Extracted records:

▬▬▬▬▬▬

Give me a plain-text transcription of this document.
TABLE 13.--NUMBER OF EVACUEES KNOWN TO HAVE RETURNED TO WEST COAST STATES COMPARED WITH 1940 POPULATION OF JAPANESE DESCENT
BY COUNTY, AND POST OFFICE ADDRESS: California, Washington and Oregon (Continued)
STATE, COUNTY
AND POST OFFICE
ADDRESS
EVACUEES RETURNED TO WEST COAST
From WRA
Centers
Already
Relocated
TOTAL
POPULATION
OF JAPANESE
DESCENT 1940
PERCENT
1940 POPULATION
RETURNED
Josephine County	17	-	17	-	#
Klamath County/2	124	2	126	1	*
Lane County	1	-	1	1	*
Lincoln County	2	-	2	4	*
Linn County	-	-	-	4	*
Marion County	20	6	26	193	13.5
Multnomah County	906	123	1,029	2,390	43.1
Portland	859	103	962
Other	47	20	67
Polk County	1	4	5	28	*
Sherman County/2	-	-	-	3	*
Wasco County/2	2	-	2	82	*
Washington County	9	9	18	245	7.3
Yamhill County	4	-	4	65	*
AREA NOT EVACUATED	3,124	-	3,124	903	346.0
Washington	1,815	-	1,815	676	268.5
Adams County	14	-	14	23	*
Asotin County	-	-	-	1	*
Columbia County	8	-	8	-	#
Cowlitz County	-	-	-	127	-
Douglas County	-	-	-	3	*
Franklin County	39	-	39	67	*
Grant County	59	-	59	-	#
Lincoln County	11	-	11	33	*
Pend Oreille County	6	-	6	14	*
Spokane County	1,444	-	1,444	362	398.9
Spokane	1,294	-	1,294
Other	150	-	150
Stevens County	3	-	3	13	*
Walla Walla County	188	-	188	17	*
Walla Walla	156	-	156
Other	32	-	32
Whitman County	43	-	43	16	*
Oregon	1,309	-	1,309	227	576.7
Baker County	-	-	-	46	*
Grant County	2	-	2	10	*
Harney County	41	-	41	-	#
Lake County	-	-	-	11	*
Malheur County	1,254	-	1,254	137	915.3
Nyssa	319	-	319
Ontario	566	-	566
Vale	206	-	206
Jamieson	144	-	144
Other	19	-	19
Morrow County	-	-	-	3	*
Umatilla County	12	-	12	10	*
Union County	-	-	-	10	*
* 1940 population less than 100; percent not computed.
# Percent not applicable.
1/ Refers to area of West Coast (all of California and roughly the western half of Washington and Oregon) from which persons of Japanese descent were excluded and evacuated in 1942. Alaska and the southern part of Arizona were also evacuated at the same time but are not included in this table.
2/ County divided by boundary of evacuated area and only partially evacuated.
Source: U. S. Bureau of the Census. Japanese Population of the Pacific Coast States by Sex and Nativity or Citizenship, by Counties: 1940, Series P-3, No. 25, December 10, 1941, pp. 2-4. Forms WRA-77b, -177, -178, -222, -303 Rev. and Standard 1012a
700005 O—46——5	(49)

▬▬▬▬▬▬

## [AIM]
Nothing should be changed: write out all of the data as is.

## [SOLUTION FOR THIS TASK]
Give me a plain-text transcription of this document.
TABLE 13.--NUMBER OF EVACUEES KNOWN TO HAVE RETURNED TO WEST COAST STATES COMPARED WITH 1940 POPULATION OF JAPANESE DESCENT
BY COUNTY, AND POST OFFICE ADDRESS: California, Washington and Oregon (Continued)
STATE, COUNTY
AND POST OFFICE
ADDRESS
EVACUEES RETURNED TO WEST COAST
From WRA
Centers
Already
Relocated
TOTAL
POPULATION
OF JAPANESE
DESCENT 1940
PERCENT
1940 POPULATION
RETURNED
Josephine County	17	-	17	-	#
Klamath County/2	124	2	126	1	*
Lane County	1	-	1	1	*
Lincoln County	2	-	2	4	*
Linn County	-	-	-	4	*
Marion County	20	6	26	193	13.5
Multnomah County	906	123	1,029	2,390	43.1
Portland	859	103	962
Other	47	20	67
Polk County	1	4	5	28	*
Sherman County/2	-	-	-	3	*
Wasco County/2	2	-	2	82	*
Washington County	9	9	18	245	7.3
Yamhill County	4	-	4	65	*
AREA NOT EVACUATED	3,124	-	3,124	903	346.0
Washington	1,815	-	1,815	676	268.5
Adams County	14	-	14	23	*
Asotin County	-	-	-	1	*
Columbia County	8	-	8	-	#
Cowlitz County	-	-	-	127	-
Douglas County	-	-	-	3	*
Franklin County	39	-	39	67	*
Grant County	59	-	59	-	#
Lincoln County	11	-	11	33	*
Pend Oreille County	6	-	6	14	*
Spokane County	1,444	-	1,444	362	398.9
Spokane	1,294	-	1,294
Other	150	-	150
Stevens County	3	-	3	13	*
Walla Walla County	188	-	188	17	*
Walla Walla	156	-	156
Other	32	-	32
Whitman County	43	-	43	16	*
Oregon	1,309	-	1,309	227	576.7
Baker County	-	-	-	46	*
Grant County	2	-	2	10	*
Harney County	41	-	41	-	#
Lake County	-	-	-	11	*
Malheur County	1,254	-	1,254	137	915.3
Nyssa	319	-	319
Ontario	566	-	566
Vale	206	-	206
Jamieson	144	-	144
Other	19	-	19
Morrow County	-	-	-	3	*
Umatilla County	12	-	12	10	*
Union County	-	-	-	10	*
* 1940 population less than 100; percent not computed.
# Percent not applicable.
1/ Refers to area of West Coast (all of California and roughly the western half of Washington and Oregon) from which persons of Japanese descent were excluded and evacuated in 1942. Alaska and the southern part of Arizona were also evacuated at the same time but are not included in this table.
2/ County divided by boundary of evacuated area and only partially evacuated.
Source: U. S. Bureau of the Census. Japanese Population of the Pacific Coast States by Sex and Nativity or Citizenship, by Counties: 1940, Series P-3, No. 25, December 10, 1941, pp. 2-4. Forms WRA-77b, -177, -178, -222, -303 Rev. and Standard 1012a
700005 O—46——5	(49)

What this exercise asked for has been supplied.